◆ **STATED GOAL**
Give the count of lines containing the string "this", with no other output.

◆ **RECORDS PROVIDED**
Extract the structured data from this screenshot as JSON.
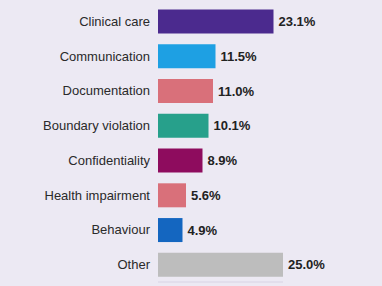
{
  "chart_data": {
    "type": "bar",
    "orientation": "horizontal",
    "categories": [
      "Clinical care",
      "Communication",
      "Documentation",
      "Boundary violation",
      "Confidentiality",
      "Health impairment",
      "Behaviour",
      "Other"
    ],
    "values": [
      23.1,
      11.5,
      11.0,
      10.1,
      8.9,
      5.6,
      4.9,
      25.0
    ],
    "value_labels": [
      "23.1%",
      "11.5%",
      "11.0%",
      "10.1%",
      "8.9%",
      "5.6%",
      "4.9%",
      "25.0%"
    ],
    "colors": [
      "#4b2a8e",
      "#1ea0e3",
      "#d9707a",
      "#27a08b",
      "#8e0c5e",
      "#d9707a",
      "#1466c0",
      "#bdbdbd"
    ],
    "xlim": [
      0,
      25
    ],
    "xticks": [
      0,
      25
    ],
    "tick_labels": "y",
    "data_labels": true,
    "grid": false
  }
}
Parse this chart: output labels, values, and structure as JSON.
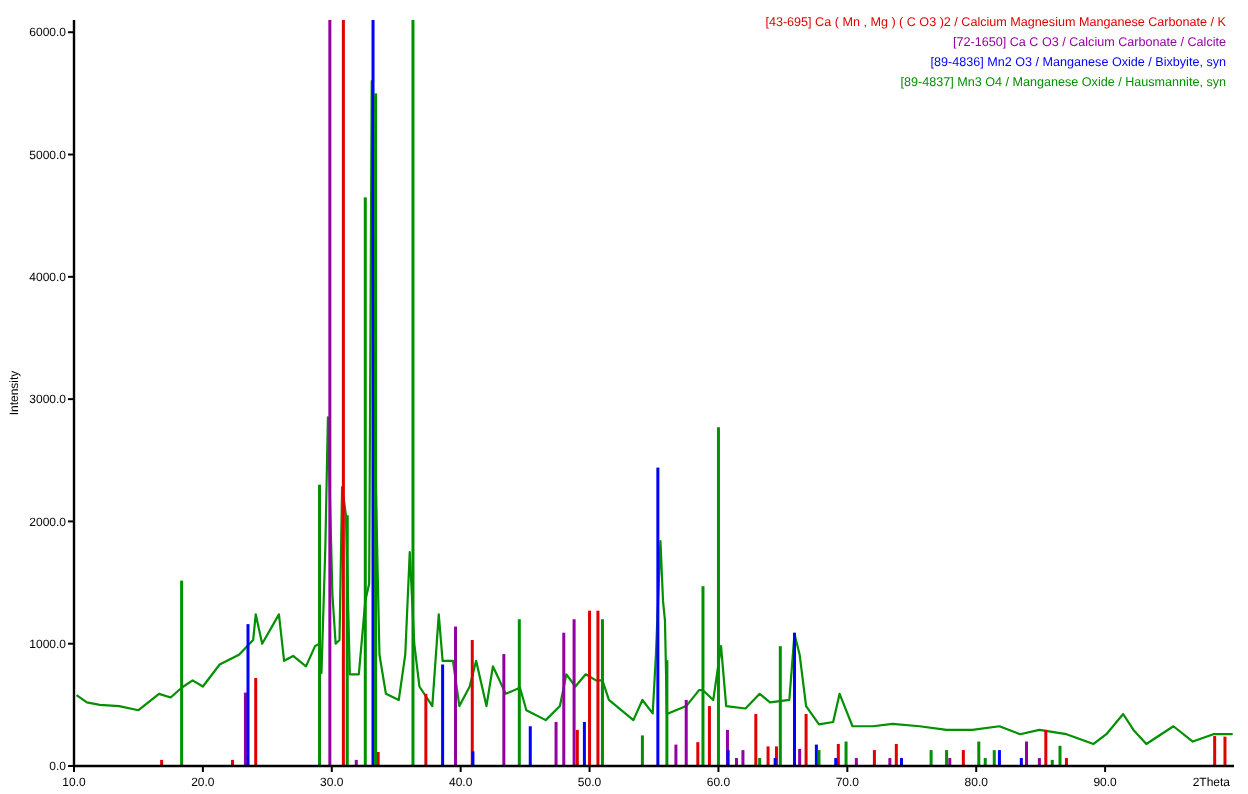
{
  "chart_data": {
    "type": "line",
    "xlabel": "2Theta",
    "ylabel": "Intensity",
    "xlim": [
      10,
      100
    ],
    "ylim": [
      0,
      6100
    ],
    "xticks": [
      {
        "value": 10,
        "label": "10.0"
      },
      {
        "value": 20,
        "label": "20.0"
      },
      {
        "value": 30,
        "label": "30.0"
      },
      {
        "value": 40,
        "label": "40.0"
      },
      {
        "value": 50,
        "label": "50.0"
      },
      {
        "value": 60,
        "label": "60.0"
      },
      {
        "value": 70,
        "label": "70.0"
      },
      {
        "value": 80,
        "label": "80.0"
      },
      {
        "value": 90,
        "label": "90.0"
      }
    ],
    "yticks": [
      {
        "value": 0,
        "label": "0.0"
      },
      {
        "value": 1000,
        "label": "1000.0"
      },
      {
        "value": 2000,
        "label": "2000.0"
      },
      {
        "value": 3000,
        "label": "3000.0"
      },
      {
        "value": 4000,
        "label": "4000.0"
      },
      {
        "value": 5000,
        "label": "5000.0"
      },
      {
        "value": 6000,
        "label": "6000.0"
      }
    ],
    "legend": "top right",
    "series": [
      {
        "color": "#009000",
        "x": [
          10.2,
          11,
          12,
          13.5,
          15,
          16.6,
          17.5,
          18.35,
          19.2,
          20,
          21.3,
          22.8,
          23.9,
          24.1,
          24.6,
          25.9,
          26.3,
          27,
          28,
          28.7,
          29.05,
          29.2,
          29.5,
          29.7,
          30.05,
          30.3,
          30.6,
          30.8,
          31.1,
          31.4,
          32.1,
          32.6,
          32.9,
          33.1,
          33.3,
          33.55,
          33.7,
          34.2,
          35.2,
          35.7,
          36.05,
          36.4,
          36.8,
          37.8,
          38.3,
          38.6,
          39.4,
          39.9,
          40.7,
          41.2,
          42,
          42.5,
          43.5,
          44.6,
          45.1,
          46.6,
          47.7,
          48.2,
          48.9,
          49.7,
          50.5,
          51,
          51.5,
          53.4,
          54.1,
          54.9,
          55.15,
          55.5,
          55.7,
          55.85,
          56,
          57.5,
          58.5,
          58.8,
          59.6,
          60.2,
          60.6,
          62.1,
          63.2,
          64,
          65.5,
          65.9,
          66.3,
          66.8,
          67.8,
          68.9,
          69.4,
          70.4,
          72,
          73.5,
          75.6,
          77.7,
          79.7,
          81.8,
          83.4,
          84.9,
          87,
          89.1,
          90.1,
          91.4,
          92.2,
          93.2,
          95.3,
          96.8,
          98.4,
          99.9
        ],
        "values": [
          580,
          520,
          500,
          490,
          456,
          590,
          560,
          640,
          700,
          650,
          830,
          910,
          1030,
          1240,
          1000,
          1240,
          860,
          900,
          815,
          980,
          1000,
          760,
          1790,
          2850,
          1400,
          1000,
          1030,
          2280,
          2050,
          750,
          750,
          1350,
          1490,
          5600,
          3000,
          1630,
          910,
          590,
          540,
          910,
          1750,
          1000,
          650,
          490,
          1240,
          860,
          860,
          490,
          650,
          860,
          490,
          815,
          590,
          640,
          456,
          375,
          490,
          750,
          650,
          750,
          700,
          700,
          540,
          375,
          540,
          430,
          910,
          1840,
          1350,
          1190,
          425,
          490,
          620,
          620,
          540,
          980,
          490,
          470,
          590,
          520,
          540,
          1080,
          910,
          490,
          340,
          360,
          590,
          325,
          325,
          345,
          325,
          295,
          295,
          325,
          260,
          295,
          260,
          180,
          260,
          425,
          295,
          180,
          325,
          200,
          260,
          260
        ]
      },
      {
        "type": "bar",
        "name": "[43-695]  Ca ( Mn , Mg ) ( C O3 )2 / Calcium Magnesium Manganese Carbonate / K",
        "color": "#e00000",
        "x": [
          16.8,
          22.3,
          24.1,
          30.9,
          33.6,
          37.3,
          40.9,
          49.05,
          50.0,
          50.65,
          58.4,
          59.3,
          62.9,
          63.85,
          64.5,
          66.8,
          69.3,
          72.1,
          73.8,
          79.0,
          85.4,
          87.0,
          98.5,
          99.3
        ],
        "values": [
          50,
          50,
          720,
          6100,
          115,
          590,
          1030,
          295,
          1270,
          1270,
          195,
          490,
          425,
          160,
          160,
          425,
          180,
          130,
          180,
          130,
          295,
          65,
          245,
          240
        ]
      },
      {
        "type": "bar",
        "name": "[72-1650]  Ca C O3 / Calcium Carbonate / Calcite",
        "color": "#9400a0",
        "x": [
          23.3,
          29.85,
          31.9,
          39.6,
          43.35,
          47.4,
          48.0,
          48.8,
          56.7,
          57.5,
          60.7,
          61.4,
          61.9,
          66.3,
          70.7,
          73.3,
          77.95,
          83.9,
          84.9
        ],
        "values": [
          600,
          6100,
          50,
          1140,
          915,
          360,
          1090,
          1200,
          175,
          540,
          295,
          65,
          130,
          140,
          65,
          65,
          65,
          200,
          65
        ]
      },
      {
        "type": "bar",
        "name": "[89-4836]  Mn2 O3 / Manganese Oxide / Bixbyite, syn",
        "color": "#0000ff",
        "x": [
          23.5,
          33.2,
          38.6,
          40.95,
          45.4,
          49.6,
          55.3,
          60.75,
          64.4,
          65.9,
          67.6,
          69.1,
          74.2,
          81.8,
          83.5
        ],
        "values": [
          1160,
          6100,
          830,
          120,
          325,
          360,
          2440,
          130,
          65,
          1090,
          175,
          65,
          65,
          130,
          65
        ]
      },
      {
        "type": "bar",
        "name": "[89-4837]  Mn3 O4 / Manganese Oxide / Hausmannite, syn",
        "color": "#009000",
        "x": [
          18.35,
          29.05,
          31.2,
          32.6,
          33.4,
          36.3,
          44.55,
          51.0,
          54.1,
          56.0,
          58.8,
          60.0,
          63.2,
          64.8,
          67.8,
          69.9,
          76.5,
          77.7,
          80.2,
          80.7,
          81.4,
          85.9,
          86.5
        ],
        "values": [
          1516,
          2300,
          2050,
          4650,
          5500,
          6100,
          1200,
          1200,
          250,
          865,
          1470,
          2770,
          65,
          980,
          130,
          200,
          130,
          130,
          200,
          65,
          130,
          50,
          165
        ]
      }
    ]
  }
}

...

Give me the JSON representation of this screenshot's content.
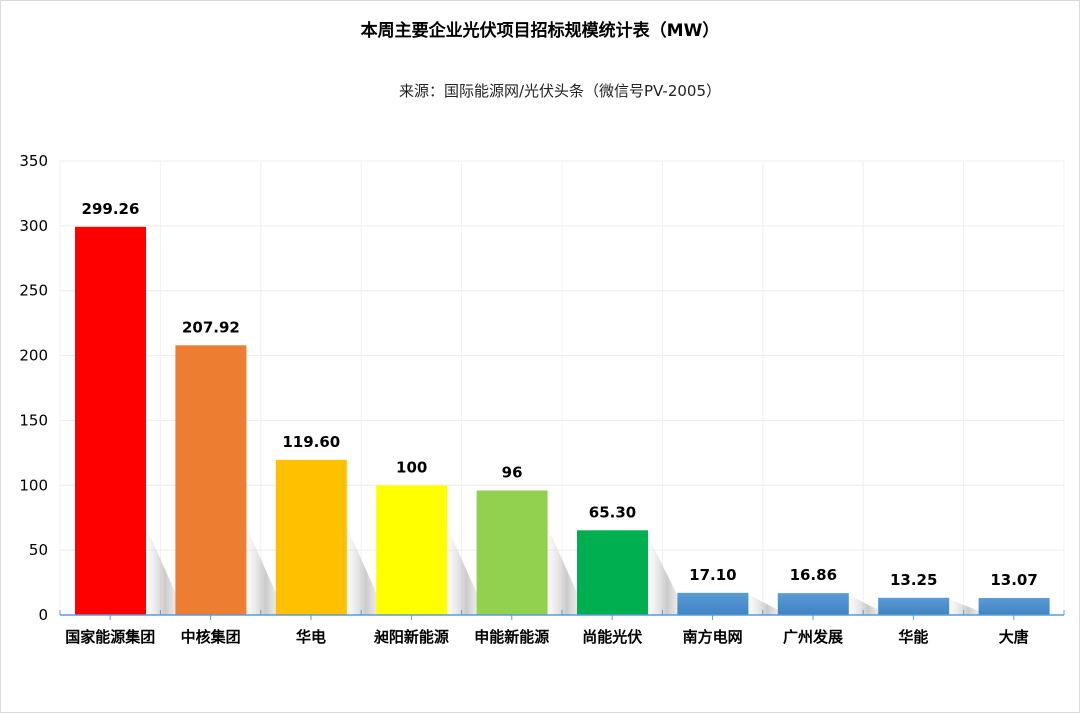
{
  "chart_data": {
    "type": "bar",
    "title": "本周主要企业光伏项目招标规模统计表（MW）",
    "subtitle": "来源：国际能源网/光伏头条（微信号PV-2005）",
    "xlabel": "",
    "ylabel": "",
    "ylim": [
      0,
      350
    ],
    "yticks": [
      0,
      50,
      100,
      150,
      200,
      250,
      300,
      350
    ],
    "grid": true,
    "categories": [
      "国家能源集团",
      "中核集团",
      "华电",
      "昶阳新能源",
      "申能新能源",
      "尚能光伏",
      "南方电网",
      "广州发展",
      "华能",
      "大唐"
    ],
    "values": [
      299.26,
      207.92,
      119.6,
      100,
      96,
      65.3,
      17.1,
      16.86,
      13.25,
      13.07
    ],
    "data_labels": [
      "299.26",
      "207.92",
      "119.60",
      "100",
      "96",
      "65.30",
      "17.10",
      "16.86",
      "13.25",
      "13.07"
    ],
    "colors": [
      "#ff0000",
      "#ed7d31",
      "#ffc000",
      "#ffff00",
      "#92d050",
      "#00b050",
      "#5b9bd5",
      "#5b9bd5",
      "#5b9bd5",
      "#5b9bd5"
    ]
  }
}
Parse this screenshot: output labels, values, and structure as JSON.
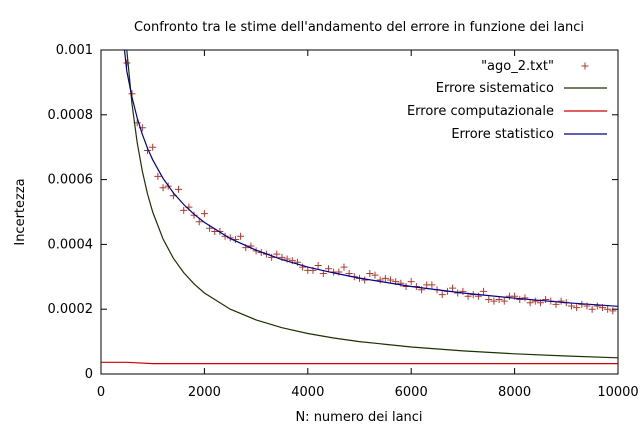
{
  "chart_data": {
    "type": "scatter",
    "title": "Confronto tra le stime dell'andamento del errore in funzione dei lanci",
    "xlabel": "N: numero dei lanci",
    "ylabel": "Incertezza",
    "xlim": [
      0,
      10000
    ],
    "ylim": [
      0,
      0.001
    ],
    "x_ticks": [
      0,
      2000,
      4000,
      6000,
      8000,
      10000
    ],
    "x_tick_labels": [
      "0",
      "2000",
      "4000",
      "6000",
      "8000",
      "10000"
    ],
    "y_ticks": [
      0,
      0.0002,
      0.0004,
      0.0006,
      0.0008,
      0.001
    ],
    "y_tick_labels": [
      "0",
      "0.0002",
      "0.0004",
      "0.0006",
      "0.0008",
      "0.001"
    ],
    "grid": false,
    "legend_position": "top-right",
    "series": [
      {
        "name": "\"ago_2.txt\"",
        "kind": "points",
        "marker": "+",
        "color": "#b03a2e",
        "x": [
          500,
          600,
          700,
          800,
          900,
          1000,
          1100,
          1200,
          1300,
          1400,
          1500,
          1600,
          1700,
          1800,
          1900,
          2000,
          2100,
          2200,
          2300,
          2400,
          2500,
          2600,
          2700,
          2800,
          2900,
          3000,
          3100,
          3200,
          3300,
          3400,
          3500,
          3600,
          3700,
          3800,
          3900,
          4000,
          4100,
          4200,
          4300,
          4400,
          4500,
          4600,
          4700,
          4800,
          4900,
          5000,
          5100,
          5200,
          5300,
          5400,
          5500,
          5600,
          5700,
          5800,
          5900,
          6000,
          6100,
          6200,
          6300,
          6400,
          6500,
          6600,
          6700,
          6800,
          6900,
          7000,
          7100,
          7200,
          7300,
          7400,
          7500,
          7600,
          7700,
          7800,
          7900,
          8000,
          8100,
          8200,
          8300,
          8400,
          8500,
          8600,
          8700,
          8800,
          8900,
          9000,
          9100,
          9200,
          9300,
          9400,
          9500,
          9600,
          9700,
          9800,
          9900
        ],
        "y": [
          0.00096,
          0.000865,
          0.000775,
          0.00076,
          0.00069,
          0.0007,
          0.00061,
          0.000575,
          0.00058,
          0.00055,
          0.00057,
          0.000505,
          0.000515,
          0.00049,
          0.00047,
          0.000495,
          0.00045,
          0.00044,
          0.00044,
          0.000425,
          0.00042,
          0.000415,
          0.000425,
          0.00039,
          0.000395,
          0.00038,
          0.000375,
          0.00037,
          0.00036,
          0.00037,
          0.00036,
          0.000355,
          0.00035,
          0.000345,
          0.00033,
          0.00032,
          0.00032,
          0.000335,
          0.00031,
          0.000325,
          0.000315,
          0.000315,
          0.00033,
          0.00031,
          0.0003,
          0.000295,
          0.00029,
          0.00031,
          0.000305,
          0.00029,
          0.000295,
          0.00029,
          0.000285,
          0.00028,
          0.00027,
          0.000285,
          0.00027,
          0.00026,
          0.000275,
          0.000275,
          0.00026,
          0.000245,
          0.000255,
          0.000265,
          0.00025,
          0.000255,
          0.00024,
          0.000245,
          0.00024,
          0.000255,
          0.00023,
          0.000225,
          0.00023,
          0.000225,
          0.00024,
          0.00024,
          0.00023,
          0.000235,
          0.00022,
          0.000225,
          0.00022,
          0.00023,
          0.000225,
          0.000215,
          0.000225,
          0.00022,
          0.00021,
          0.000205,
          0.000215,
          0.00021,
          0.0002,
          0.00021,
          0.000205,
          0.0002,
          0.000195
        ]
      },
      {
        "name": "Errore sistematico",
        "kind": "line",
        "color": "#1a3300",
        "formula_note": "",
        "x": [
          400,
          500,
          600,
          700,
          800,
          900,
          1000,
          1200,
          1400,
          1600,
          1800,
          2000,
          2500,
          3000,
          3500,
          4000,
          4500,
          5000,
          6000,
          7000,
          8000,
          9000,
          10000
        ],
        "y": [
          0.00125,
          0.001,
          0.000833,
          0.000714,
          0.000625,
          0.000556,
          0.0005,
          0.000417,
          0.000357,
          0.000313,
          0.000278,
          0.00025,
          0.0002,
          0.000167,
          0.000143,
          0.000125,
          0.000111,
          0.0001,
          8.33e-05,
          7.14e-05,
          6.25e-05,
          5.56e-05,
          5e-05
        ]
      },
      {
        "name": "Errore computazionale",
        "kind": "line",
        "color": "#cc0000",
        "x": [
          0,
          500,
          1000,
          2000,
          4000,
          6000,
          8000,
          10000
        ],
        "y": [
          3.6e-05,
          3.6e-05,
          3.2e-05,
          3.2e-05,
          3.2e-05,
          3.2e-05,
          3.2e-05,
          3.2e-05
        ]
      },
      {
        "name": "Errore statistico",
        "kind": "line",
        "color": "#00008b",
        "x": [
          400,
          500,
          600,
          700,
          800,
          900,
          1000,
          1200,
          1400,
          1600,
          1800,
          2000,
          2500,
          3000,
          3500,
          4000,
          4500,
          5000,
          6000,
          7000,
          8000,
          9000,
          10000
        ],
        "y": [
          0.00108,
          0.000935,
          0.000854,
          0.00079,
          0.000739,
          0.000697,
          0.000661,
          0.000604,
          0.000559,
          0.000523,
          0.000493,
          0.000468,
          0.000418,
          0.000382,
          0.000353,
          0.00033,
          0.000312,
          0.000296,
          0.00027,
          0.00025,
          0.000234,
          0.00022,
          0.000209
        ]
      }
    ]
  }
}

◆ **REPLY**
4